Report how many lines below contain the word "JSON", and give only that number.

==== Material shown ====

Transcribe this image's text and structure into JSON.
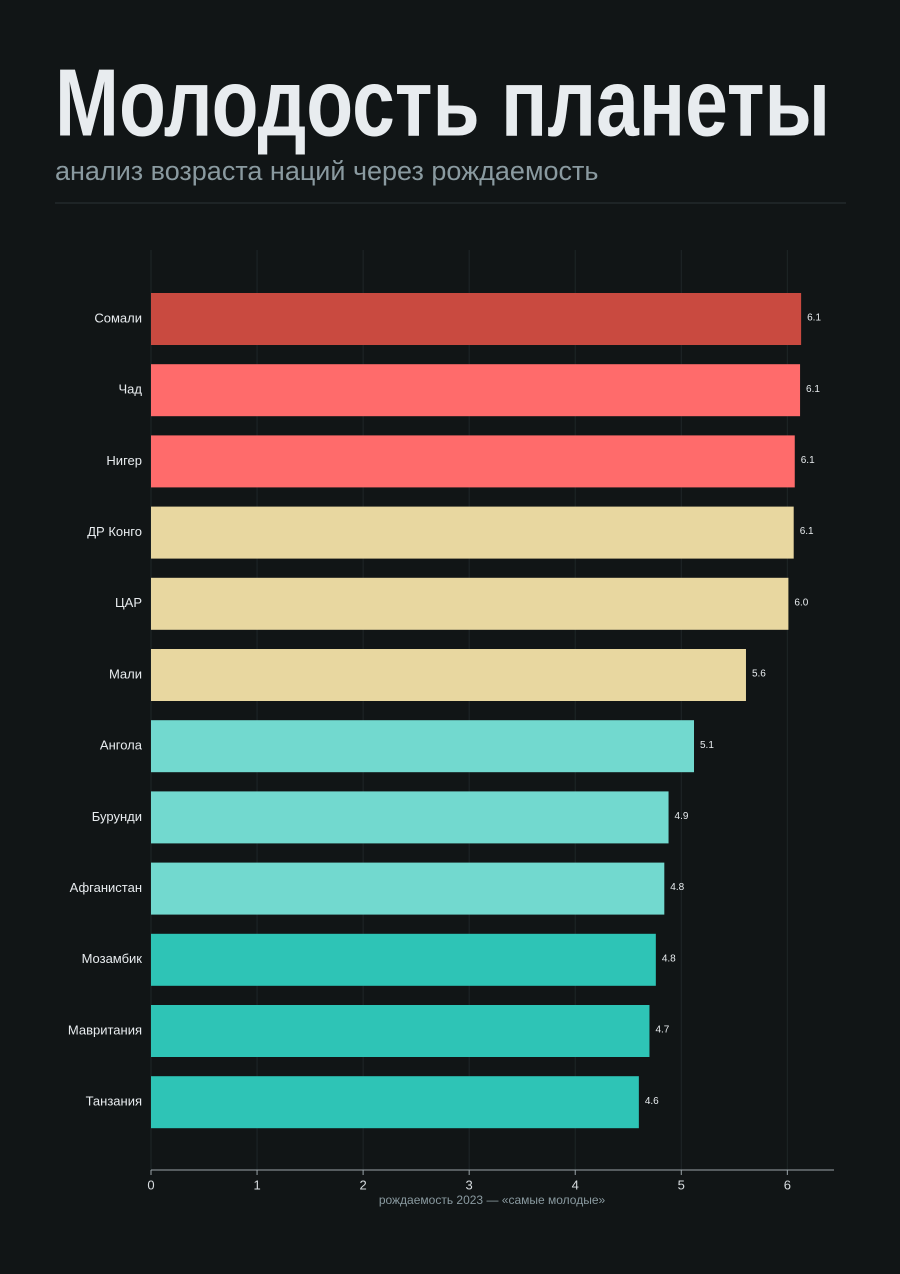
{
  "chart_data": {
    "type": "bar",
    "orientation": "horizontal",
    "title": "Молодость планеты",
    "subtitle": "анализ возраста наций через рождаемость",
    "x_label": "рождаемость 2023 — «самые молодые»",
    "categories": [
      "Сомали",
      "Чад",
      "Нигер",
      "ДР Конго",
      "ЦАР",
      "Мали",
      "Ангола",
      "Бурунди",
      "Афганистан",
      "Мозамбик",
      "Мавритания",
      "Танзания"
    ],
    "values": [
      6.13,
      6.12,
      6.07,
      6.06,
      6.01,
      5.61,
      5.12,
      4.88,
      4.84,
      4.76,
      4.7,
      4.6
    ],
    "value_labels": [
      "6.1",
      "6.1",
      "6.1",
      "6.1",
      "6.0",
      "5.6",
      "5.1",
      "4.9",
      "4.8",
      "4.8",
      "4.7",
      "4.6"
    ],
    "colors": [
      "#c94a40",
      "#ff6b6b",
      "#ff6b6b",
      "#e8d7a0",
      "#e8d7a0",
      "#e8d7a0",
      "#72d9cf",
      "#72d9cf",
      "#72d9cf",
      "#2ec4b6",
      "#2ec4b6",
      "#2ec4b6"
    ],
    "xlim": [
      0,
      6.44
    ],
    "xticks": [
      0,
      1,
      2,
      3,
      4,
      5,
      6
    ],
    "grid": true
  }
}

====
==== Material shown ====

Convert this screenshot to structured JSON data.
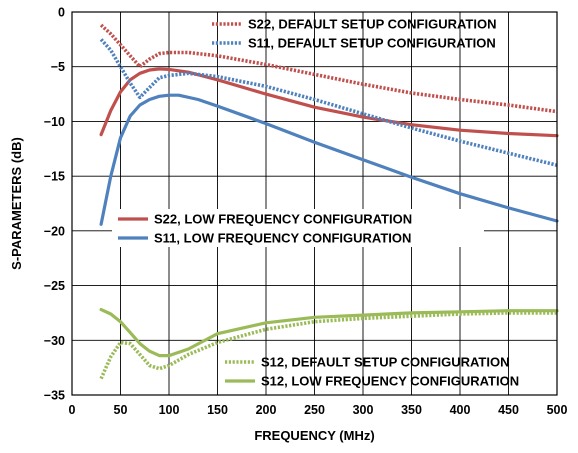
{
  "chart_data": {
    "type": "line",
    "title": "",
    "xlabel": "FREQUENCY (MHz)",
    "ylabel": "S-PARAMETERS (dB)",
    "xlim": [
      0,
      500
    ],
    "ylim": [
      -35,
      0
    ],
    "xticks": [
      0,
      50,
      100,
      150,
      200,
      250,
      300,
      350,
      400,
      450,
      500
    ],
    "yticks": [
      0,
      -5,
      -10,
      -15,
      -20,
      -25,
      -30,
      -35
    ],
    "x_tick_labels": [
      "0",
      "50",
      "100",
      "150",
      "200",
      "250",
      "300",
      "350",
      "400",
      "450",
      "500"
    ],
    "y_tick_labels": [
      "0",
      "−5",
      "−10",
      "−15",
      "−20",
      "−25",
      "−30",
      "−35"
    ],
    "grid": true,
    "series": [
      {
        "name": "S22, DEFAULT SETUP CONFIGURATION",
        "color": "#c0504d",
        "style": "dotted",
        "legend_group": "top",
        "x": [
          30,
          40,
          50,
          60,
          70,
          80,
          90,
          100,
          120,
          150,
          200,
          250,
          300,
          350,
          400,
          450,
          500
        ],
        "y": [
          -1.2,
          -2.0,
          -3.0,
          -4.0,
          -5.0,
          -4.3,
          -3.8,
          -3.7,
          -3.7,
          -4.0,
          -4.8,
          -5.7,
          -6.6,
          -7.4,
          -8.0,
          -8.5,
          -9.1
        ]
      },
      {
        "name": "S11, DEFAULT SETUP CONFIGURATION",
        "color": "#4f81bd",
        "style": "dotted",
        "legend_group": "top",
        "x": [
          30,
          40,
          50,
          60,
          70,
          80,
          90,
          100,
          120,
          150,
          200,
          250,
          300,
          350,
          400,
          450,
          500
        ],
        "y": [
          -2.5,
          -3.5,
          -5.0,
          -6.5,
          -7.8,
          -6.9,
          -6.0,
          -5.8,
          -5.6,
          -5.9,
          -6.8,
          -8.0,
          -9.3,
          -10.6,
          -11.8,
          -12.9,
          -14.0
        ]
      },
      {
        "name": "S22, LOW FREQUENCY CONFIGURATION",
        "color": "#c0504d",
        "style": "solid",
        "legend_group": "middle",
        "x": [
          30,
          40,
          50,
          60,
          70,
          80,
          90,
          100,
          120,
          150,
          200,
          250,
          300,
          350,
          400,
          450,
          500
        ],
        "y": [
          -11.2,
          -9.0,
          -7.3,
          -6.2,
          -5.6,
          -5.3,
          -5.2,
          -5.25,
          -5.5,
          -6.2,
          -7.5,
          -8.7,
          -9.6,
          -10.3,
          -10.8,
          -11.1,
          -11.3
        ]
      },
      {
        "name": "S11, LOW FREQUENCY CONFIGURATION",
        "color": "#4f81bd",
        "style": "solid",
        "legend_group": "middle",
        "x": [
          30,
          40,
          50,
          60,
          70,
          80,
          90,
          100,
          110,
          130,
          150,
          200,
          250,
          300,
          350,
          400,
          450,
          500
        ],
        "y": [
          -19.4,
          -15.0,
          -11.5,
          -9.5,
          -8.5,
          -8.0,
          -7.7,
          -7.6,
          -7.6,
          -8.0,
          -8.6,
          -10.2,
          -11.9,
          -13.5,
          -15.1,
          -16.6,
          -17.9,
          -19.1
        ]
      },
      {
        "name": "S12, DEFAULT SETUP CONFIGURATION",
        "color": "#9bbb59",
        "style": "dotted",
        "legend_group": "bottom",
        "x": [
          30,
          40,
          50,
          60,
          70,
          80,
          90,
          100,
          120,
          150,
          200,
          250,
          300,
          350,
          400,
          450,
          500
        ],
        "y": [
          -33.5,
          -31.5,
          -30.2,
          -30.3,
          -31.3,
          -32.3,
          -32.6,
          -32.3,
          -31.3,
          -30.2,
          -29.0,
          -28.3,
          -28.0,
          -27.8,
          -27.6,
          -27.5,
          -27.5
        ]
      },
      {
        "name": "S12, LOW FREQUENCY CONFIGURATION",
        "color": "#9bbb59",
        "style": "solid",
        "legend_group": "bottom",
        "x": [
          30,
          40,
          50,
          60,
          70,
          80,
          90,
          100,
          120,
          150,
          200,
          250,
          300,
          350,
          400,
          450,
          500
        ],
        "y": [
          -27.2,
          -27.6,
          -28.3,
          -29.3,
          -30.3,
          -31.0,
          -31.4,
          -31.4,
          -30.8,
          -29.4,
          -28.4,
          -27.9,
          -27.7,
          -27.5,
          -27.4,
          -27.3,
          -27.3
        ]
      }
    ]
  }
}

====
==== Material shown ====

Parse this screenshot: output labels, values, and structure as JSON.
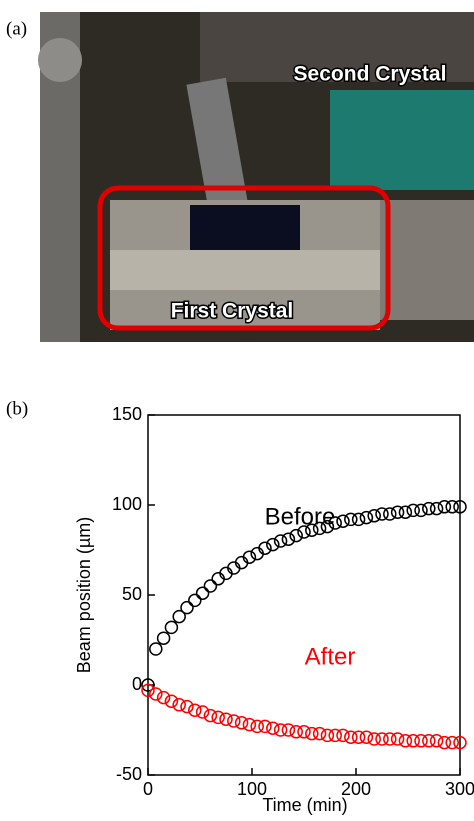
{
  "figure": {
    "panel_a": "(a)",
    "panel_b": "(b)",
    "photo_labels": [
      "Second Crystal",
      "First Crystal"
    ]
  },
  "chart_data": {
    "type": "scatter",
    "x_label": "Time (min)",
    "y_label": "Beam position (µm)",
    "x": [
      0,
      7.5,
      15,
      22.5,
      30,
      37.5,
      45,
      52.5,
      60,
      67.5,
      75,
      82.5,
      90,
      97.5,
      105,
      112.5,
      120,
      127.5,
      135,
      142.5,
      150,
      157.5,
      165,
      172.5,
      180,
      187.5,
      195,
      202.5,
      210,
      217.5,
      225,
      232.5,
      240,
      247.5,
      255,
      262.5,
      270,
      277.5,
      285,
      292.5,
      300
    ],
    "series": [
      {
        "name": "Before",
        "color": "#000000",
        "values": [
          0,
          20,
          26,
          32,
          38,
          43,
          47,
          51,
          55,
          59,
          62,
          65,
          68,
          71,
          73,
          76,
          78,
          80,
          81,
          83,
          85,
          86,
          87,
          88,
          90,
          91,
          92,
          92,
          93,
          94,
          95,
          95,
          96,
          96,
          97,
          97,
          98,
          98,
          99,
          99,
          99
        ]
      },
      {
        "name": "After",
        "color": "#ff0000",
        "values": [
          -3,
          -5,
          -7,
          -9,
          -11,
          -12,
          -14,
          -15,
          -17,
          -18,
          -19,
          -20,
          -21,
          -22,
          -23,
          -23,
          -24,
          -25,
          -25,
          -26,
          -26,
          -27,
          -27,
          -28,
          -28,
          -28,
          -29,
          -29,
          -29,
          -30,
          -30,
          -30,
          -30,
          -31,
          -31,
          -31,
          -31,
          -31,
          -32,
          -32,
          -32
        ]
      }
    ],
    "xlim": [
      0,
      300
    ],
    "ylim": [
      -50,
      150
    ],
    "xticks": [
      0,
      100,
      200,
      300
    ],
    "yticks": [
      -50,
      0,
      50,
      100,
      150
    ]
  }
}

====

» **Result of the task**:
3